Stated exercise >> Count every line that has the word "name" in it; give no more than the number.

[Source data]

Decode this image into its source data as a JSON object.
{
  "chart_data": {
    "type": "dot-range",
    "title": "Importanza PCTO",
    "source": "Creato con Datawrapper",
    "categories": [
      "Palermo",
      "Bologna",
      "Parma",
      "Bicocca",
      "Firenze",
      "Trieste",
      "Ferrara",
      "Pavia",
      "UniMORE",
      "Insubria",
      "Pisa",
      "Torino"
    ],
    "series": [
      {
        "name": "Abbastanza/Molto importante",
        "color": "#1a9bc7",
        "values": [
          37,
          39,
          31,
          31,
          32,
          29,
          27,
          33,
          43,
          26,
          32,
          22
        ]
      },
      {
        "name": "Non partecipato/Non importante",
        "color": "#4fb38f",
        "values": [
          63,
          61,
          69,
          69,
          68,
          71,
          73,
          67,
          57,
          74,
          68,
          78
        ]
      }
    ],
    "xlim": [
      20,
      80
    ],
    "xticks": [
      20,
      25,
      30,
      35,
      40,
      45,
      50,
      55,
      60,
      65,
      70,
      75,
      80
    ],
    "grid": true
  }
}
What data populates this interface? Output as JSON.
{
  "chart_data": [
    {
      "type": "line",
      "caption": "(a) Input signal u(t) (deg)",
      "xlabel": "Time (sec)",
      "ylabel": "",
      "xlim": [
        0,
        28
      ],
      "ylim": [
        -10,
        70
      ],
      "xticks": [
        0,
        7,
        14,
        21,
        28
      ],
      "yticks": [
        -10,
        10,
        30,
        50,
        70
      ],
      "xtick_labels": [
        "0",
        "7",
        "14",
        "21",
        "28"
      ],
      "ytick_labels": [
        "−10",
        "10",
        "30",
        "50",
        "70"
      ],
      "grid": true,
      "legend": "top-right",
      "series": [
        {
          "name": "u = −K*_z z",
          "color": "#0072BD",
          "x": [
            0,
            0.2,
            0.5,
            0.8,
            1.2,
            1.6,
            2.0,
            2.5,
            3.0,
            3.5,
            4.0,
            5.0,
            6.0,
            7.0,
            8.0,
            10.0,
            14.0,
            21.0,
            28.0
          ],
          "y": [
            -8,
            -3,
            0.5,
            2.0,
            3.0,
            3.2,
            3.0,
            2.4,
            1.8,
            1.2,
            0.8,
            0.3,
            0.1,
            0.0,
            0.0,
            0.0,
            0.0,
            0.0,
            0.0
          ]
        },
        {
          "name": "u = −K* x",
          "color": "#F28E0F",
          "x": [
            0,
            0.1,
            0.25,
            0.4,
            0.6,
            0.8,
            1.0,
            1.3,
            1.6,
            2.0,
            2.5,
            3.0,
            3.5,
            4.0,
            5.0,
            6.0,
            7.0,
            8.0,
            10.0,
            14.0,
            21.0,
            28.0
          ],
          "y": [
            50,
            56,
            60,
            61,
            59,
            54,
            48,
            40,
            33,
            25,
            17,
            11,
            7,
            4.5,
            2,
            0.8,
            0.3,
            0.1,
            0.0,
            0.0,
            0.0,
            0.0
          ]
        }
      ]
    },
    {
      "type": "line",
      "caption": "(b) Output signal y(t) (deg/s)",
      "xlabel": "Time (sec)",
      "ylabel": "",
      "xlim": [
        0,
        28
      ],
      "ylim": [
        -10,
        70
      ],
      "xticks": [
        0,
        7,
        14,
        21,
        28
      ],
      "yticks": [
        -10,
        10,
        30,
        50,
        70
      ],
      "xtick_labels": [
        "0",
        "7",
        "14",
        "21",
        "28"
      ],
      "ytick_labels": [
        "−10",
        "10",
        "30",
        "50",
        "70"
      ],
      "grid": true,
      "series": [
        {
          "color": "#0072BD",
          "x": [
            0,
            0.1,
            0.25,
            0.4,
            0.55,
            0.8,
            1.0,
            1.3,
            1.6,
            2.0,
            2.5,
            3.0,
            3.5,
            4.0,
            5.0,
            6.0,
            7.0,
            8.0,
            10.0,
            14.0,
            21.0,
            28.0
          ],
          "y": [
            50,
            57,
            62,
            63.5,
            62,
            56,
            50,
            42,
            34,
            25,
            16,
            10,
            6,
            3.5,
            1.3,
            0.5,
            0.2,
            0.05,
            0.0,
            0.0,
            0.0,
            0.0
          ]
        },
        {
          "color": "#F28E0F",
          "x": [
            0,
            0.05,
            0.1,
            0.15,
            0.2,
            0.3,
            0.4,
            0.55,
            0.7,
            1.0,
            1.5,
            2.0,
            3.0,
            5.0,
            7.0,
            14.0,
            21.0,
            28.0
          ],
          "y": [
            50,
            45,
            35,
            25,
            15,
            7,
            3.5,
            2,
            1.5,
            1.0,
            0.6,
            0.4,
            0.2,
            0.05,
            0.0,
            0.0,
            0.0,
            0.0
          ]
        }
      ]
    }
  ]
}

The output >> 4